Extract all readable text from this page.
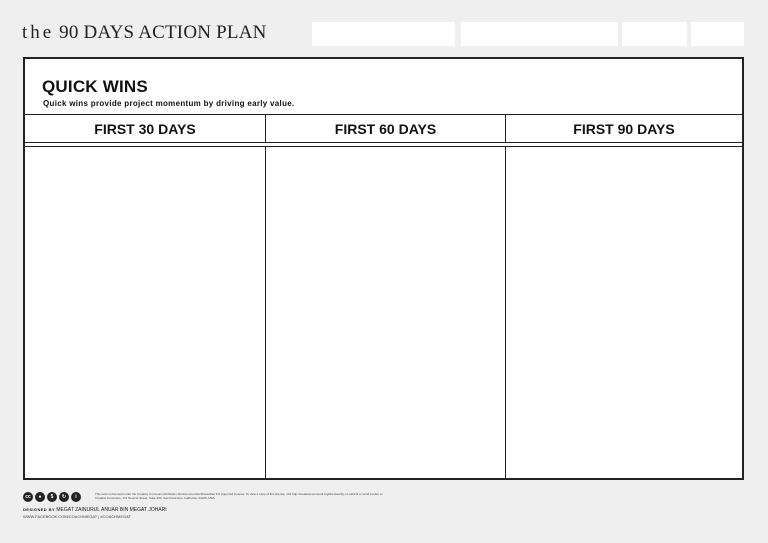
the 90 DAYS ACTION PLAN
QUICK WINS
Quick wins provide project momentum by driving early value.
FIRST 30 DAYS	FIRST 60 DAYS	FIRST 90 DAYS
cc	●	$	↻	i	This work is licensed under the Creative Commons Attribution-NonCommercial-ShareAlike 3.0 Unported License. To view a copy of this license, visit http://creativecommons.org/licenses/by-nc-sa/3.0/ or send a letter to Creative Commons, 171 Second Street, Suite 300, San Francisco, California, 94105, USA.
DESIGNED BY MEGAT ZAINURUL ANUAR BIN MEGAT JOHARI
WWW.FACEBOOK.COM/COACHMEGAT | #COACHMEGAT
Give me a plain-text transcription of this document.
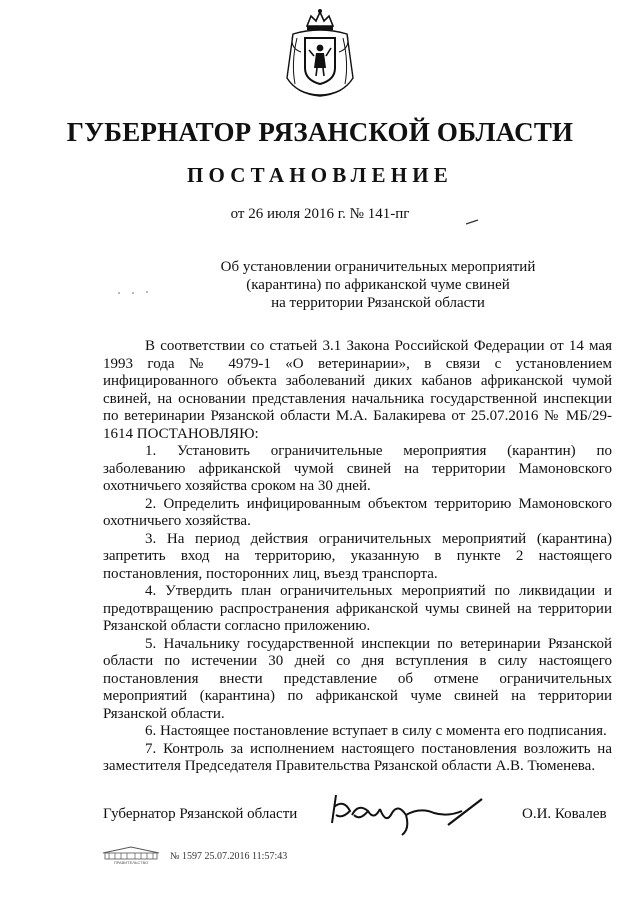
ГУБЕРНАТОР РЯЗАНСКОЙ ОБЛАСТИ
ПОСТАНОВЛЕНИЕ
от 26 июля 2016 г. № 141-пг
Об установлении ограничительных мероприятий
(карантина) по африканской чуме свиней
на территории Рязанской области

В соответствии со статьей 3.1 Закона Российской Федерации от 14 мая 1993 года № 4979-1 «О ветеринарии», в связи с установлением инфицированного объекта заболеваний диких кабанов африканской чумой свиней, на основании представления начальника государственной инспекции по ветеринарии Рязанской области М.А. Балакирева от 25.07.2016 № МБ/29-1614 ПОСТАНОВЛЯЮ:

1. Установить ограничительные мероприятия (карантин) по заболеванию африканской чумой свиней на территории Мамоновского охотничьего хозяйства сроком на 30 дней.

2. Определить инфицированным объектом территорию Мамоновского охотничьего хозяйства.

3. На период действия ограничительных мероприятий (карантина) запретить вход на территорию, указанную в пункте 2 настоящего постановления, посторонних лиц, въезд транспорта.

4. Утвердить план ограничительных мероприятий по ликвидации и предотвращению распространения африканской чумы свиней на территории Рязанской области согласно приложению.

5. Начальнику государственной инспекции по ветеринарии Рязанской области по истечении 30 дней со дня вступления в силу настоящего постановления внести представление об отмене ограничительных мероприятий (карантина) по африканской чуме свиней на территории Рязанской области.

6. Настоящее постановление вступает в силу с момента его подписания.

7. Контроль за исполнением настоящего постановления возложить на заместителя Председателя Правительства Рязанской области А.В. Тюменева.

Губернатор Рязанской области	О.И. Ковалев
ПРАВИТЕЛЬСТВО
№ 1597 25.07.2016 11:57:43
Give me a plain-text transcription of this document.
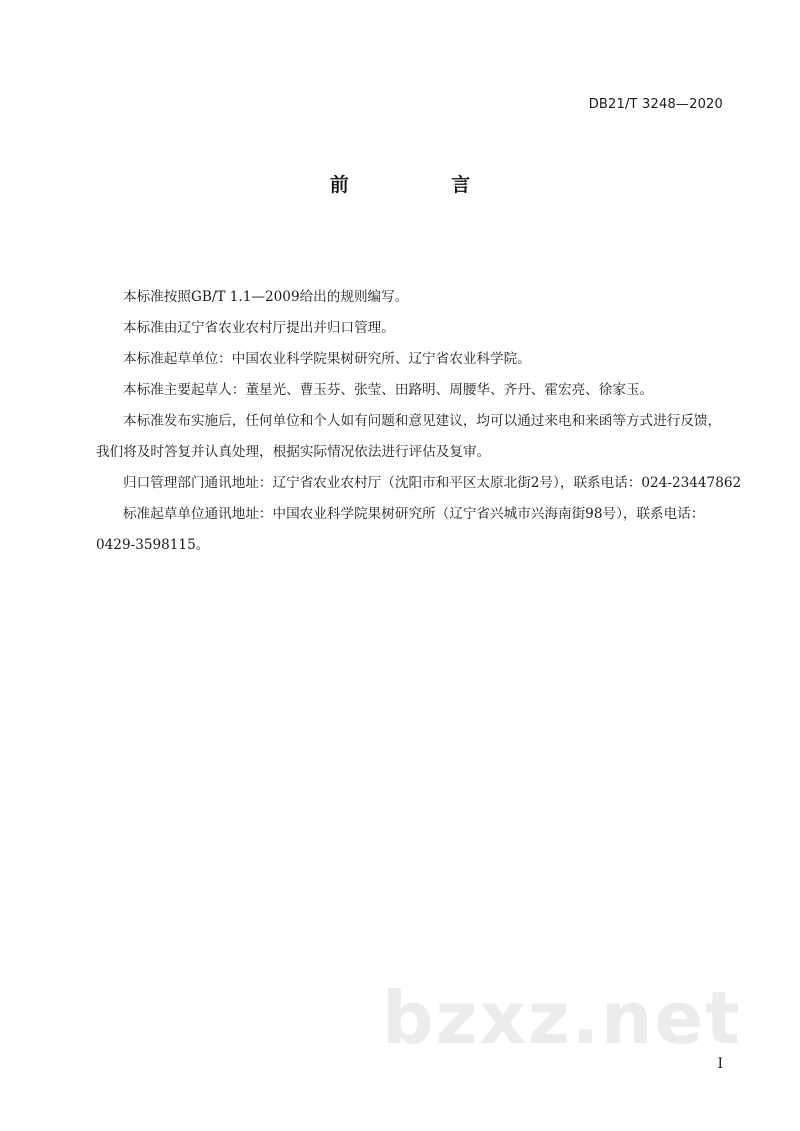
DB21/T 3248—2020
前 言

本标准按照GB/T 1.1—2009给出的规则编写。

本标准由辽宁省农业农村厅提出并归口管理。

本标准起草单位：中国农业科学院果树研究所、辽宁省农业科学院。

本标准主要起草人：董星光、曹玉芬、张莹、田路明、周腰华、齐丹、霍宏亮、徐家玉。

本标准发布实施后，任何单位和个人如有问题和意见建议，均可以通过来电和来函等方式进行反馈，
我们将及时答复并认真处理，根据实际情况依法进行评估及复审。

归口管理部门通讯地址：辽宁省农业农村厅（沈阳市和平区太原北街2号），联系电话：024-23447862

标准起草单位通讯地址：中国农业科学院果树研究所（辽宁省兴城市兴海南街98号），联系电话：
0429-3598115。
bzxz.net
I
○ ○ ○ ○ ○ ○ ○
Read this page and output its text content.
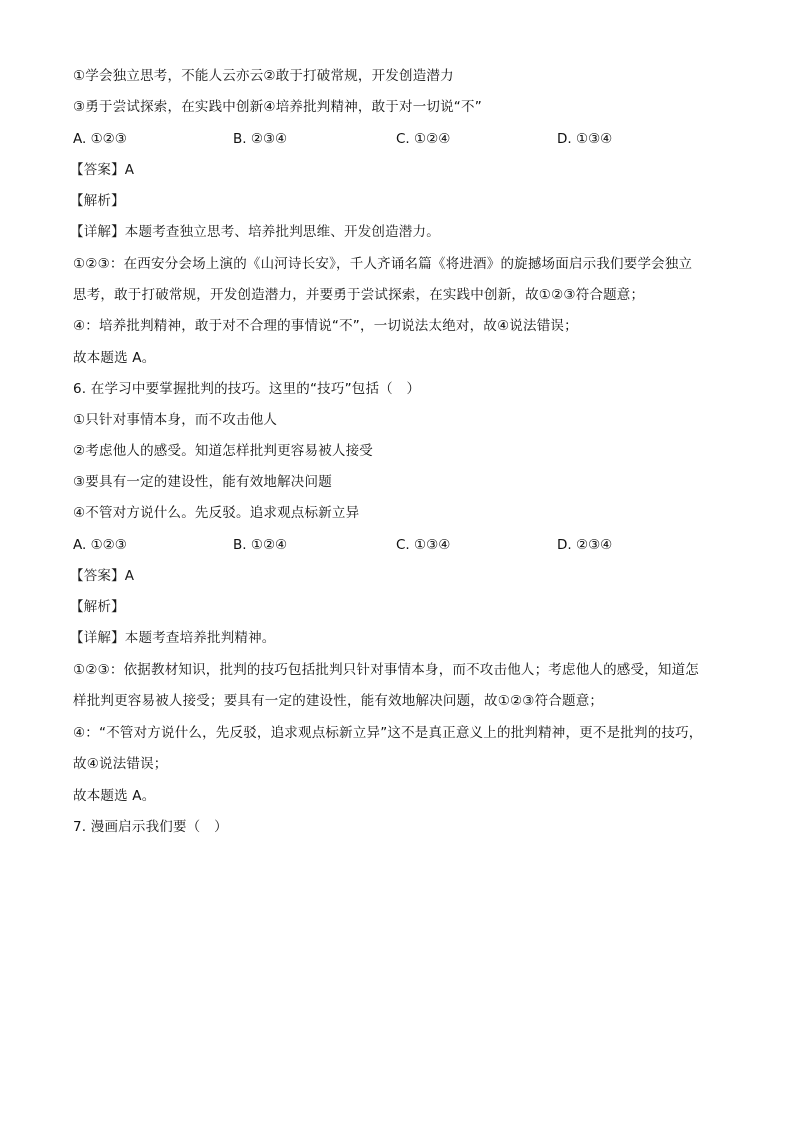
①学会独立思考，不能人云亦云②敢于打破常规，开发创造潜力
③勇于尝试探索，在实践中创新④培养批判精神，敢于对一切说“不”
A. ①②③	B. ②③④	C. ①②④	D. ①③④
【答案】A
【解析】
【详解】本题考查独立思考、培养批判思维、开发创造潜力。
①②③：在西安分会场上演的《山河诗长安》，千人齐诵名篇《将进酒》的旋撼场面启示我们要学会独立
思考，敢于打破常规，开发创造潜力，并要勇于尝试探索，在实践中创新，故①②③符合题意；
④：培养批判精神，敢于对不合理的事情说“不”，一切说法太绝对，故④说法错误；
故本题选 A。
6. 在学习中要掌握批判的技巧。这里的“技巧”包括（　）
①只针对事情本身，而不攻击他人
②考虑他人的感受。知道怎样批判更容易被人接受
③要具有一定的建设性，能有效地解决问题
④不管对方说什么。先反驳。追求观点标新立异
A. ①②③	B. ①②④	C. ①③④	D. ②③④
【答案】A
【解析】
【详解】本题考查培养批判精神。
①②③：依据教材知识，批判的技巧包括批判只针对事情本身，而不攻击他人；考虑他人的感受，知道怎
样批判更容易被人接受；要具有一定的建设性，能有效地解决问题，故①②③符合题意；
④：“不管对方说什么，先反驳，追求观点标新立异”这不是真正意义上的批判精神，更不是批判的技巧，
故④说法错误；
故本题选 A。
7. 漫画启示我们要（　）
○ ○ ○ ○ ○ ○ ○
■ **Stated task**
Search the listing for the word "карантина" and return each line that holds it.

■ **Solution to the problem**
(карантина) по африканской чуме свиней
3. На период действия ограничительных мероприятий (карантина) запретить вход на территорию, указанную в пункте 2 настоящего постановления, посторонних лиц, въезд транспорта.
5. Начальнику государственной инспекции по ветеринарии Рязанской области по истечении 30 дней со дня вступления в силу настоящего постановления внести представление об отмене ограничительных мероприятий (карантина) по африканской чуме свиней на территории Рязанской области.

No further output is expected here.